§ **LISTED ENTRIES**:
↓↓↓

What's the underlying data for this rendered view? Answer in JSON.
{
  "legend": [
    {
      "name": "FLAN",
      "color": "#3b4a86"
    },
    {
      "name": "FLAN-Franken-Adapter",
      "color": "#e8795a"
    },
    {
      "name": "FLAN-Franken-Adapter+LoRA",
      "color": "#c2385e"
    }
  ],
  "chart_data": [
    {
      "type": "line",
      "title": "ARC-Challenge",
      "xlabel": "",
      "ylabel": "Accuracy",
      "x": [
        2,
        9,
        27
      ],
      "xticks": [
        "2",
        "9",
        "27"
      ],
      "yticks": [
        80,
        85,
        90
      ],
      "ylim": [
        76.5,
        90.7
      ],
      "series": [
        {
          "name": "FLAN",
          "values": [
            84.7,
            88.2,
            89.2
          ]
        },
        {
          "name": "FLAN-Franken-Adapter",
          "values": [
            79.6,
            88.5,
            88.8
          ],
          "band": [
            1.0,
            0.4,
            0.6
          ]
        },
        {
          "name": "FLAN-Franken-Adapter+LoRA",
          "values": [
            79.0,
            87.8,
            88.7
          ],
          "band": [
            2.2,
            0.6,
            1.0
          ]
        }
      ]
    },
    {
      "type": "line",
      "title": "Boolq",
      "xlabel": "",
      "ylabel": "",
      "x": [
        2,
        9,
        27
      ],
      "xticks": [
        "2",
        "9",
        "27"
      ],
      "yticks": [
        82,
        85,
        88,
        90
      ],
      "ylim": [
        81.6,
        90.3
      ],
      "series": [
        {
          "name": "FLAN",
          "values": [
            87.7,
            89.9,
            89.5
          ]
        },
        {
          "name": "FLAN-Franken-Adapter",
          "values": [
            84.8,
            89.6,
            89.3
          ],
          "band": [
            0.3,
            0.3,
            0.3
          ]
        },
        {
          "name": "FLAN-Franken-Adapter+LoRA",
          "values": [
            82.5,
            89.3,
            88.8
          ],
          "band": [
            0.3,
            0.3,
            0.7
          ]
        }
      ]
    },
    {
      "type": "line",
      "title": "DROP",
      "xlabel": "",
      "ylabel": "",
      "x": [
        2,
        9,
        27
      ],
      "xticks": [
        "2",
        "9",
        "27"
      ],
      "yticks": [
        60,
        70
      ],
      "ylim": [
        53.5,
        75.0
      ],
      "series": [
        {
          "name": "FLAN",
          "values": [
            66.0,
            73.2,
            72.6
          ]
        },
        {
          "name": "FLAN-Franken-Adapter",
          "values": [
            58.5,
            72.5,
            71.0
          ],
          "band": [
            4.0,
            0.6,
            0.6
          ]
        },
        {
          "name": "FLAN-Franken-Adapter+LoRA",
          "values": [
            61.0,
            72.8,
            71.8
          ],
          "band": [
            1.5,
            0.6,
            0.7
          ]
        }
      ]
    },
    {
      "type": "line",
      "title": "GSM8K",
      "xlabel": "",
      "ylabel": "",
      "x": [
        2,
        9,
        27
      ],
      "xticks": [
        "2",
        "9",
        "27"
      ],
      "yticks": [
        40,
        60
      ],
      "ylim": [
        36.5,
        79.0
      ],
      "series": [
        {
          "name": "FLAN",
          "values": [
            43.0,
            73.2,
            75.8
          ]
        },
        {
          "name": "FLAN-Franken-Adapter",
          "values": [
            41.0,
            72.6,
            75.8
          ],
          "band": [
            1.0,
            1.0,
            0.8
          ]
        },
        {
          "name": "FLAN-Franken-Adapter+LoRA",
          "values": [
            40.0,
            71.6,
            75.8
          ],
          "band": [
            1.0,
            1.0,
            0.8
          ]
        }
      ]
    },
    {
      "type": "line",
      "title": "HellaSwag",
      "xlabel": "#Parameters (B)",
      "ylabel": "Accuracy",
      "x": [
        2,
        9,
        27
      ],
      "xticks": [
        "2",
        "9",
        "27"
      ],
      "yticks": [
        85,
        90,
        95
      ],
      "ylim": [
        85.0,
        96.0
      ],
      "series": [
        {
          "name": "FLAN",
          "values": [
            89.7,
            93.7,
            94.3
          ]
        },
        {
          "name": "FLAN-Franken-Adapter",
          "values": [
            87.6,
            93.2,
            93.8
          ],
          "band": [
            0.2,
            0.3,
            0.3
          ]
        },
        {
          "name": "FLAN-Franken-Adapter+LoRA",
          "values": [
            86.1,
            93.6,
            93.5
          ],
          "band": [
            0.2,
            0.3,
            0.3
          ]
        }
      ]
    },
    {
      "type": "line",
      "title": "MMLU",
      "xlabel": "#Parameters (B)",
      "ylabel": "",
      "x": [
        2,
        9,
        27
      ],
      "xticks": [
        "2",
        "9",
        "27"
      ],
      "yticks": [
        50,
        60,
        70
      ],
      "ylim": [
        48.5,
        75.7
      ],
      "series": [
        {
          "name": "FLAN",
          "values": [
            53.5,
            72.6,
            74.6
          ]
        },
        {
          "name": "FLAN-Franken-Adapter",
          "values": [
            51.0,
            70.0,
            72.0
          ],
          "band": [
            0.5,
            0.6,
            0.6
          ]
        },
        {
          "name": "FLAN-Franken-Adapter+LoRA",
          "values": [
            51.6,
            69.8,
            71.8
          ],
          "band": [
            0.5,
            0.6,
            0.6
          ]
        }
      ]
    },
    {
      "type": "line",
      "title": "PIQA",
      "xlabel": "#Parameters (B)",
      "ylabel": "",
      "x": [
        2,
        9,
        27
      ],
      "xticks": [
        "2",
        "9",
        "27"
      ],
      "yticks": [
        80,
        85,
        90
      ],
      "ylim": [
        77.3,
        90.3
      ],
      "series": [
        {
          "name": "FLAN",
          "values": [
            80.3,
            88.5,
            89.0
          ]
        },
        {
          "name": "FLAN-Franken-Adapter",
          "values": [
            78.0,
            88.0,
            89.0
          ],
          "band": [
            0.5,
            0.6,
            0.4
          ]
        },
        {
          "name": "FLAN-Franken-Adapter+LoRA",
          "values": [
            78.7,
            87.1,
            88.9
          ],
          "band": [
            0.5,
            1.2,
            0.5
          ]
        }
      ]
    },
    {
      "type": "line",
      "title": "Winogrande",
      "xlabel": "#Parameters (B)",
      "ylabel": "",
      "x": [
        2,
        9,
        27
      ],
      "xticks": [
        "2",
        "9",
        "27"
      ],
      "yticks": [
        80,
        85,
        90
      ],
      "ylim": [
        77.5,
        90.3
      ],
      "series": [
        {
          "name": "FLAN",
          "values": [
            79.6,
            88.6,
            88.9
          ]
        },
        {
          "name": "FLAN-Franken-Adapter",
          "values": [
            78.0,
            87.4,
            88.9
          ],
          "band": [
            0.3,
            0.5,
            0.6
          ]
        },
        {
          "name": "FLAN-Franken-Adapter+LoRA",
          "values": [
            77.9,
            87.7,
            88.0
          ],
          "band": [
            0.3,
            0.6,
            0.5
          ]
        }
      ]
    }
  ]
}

↑↑↑

§ **TASK DETAILS**: Quote each line of the listing above exactly.

§ **THE RESULT**:
What's the underlying data for this rendered view? Answer in JSON.
{
  "legend": [
    {
      "name": "FLAN",
      "color": "#3b4a86"
    },
    {
      "name": "FLAN-Franken-Adapter",
      "color": "#e8795a"
    },
    {
      "name": "FLAN-Franken-Adapter+LoRA",
      "color": "#c2385e"
    }
  ],
  "chart_data": [
    {
      "type": "line",
      "title": "ARC-Challenge",
      "xlabel": "",
      "ylabel": "Accuracy",
      "x": [
        2,
        9,
        27
      ],
      "xticks": [
        "2",
        "9",
        "27"
      ],
      "yticks": [
        80,
        85,
        90
      ],
      "ylim": [
        76.5,
        90.7
      ],
      "series": [
        {
          "name": "FLAN",
          "values": [
            84.7,
            88.2,
            89.2
          ]
        },
        {
          "name": "FLAN-Franken-Adapter",
          "values": [
            79.6,
            88.5,
            88.8
          ],
          "band": [
            1.0,
            0.4,
            0.6
          ]
        },
        {
          "name": "FLAN-Franken-Adapter+LoRA",
          "values": [
            79.0,
            87.8,
            88.7
          ],
          "band": [
            2.2,
            0.6,
            1.0
          ]
        }
      ]
    },
    {
      "type": "line",
      "title": "Boolq",
      "xlabel": "",
      "ylabel": "",
      "x": [
        2,
        9,
        27
      ],
      "xticks": [
        "2",
        "9",
        "27"
      ],
      "yticks": [
        82,
        85,
        88,
        90
      ],
      "ylim": [
        81.6,
        90.3
      ],
      "series": [
        {
          "name": "FLAN",
          "values": [
            87.7,
            89.9,
            89.5
          ]
        },
        {
          "name": "FLAN-Franken-Adapter",
          "values": [
            84.8,
            89.6,
            89.3
          ],
          "band": [
            0.3,
            0.3,
            0.3
          ]
        },
        {
          "name": "FLAN-Franken-Adapter+LoRA",
          "values": [
            82.5,
            89.3,
            88.8
          ],
          "band": [
            0.3,
            0.3,
            0.7
          ]
        }
      ]
    },
    {
      "type": "line",
      "title": "DROP",
      "xlabel": "",
      "ylabel": "",
      "x": [
        2,
        9,
        27
      ],
      "xticks": [
        "2",
        "9",
        "27"
      ],
      "yticks": [
        60,
        70
      ],
      "ylim": [
        53.5,
        75.0
      ],
      "series": [
        {
          "name": "FLAN",
          "values": [
            66.0,
            73.2,
            72.6
          ]
        },
        {
          "name": "FLAN-Franken-Adapter",
          "values": [
            58.5,
            72.5,
            71.0
          ],
          "band": [
            4.0,
            0.6,
            0.6
          ]
        },
        {
          "name": "FLAN-Franken-Adapter+LoRA",
          "values": [
            61.0,
            72.8,
            71.8
          ],
          "band": [
            1.5,
            0.6,
            0.7
          ]
        }
      ]
    },
    {
      "type": "line",
      "title": "GSM8K",
      "xlabel": "",
      "ylabel": "",
      "x": [
        2,
        9,
        27
      ],
      "xticks": [
        "2",
        "9",
        "27"
      ],
      "yticks": [
        40,
        60
      ],
      "ylim": [
        36.5,
        79.0
      ],
      "series": [
        {
          "name": "FLAN",
          "values": [
            43.0,
            73.2,
            75.8
          ]
        },
        {
          "name": "FLAN-Franken-Adapter",
          "values": [
            41.0,
            72.6,
            75.8
          ],
          "band": [
            1.0,
            1.0,
            0.8
          ]
        },
        {
          "name": "FLAN-Franken-Adapter+LoRA",
          "values": [
            40.0,
            71.6,
            75.8
          ],
          "band": [
            1.0,
            1.0,
            0.8
          ]
        }
      ]
    },
    {
      "type": "line",
      "title": "HellaSwag",
      "xlabel": "#Parameters (B)",
      "ylabel": "Accuracy",
      "x": [
        2,
        9,
        27
      ],
      "xticks": [
        "2",
        "9",
        "27"
      ],
      "yticks": [
        85,
        90,
        95
      ],
      "ylim": [
        85.0,
        96.0
      ],
      "series": [
        {
          "name": "FLAN",
          "values": [
            89.7,
            93.7,
            94.3
          ]
        },
        {
          "name": "FLAN-Franken-Adapter",
          "values": [
            87.6,
            93.2,
            93.8
          ],
          "band": [
            0.2,
            0.3,
            0.3
          ]
        },
        {
          "name": "FLAN-Franken-Adapter+LoRA",
          "values": [
            86.1,
            93.6,
            93.5
          ],
          "band": [
            0.2,
            0.3,
            0.3
          ]
        }
      ]
    },
    {
      "type": "line",
      "title": "MMLU",
      "xlabel": "#Parameters (B)",
      "ylabel": "",
      "x": [
        2,
        9,
        27
      ],
      "xticks": [
        "2",
        "9",
        "27"
      ],
      "yticks": [
        50,
        60,
        70
      ],
      "ylim": [
        48.5,
        75.7
      ],
      "series": [
        {
          "name": "FLAN",
          "values": [
            53.5,
            72.6,
            74.6
          ]
        },
        {
          "name": "FLAN-Franken-Adapter",
          "values": [
            51.0,
            70.0,
            72.0
          ],
          "band": [
            0.5,
            0.6,
            0.6
          ]
        },
        {
          "name": "FLAN-Franken-Adapter+LoRA",
          "values": [
            51.6,
            69.8,
            71.8
          ],
          "band": [
            0.5,
            0.6,
            0.6
          ]
        }
      ]
    },
    {
      "type": "line",
      "title": "PIQA",
      "xlabel": "#Parameters (B)",
      "ylabel": "",
      "x": [
        2,
        9,
        27
      ],
      "xticks": [
        "2",
        "9",
        "27"
      ],
      "yticks": [
        80,
        85,
        90
      ],
      "ylim": [
        77.3,
        90.3
      ],
      "series": [
        {
          "name": "FLAN",
          "values": [
            80.3,
            88.5,
            89.0
          ]
        },
        {
          "name": "FLAN-Franken-Adapter",
          "values": [
            78.0,
            88.0,
            89.0
          ],
          "band": [
            0.5,
            0.6,
            0.4
          ]
        },
        {
          "name": "FLAN-Franken-Adapter+LoRA",
          "values": [
            78.7,
            87.1,
            88.9
          ],
          "band": [
            0.5,
            1.2,
            0.5
          ]
        }
      ]
    },
    {
      "type": "line",
      "title": "Winogrande",
      "xlabel": "#Parameters (B)",
      "ylabel": "",
      "x": [
        2,
        9,
        27
      ],
      "xticks": [
        "2",
        "9",
        "27"
      ],
      "yticks": [
        80,
        85,
        90
      ],
      "ylim": [
        77.5,
        90.3
      ],
      "series": [
        {
          "name": "FLAN",
          "values": [
            79.6,
            88.6,
            88.9
          ]
        },
        {
          "name": "FLAN-Franken-Adapter",
          "values": [
            78.0,
            87.4,
            88.9
          ],
          "band": [
            0.3,
            0.5,
            0.6
          ]
        },
        {
          "name": "FLAN-Franken-Adapter+LoRA",
          "values": [
            77.9,
            87.7,
            88.0
          ],
          "band": [
            0.3,
            0.6,
            0.5
          ]
        }
      ]
    }
  ]
}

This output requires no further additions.